SHORT TASK: Copy each line that holds "месяц".

--------------------

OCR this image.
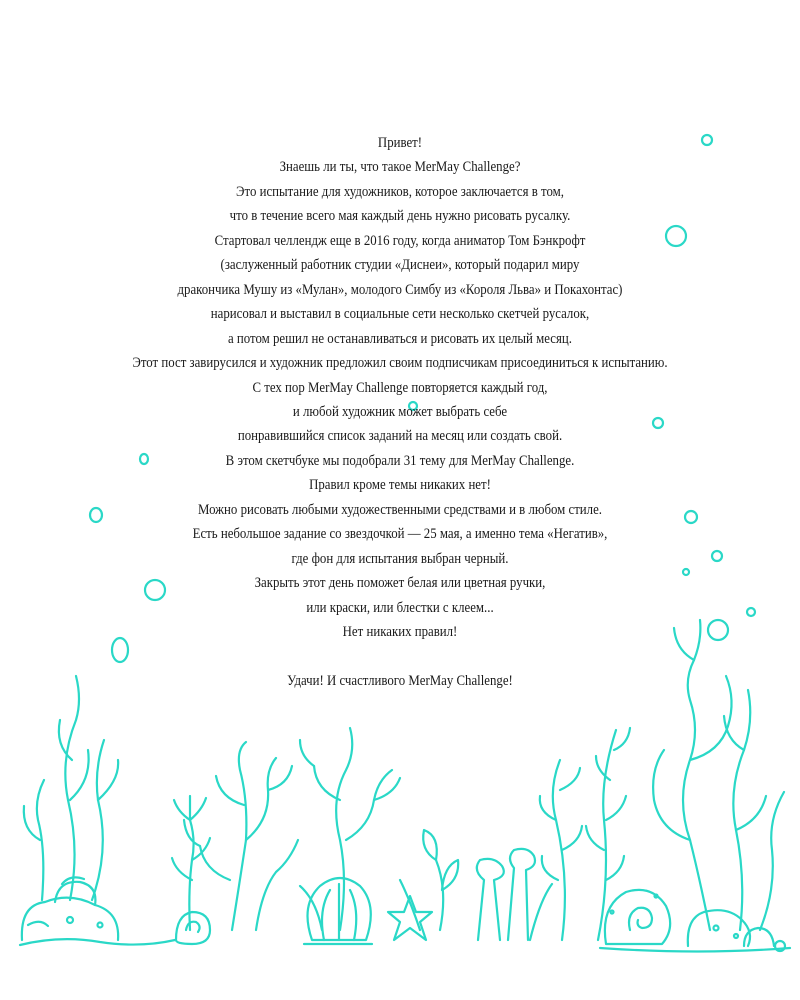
Привет!
Знаешь ли ты, что такое MerMay Challenge?
Это испытание для художников, которое заключается в том,
что в течение всего мая каждый день нужно рисовать русалку.
Стартовал челлендж еще в 2016 году, когда аниматор Том Бэнкрофт
(заслуженный работник студии «Диснеи», который подарил миру
дракончика Мушу из «Мулан», молодого Симбу из «Короля Льва» и Покахонтас)
нарисовал и выставил в социальные сети несколько скетчей русалок,
а потом решил не останавливаться и рисовать их целый месяц.
Этот пост завирусился и художник предложил своим подписчикам присоединиться к испытанию.
С тех пор MerMay Challenge повторяется каждый год,
и любой художник может выбрать себе
понравившийся список заданий на месяц или создать свой.
В этом скетчбуке мы подобрали 31 тему для MerMay Challenge.
Правил кроме темы никаких нет!
Можно рисовать любыми художественными средствами и в любом стиле.
Есть небольшое задание со звездочкой — 25 мая, а именно тема «Негатив»,
где фон для испытания выбран черный.
Закрыть этот день поможет белая или цветная ручки,
или краски, или блестки с клеем...
Нет никаких правил!
Удачи! И счастливого MerMay Challenge!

--------------------

CORRECT RESULT:
а потом решил не останавливаться и рисовать их целый месяц.
понравившийся список заданий на месяц или создать свой.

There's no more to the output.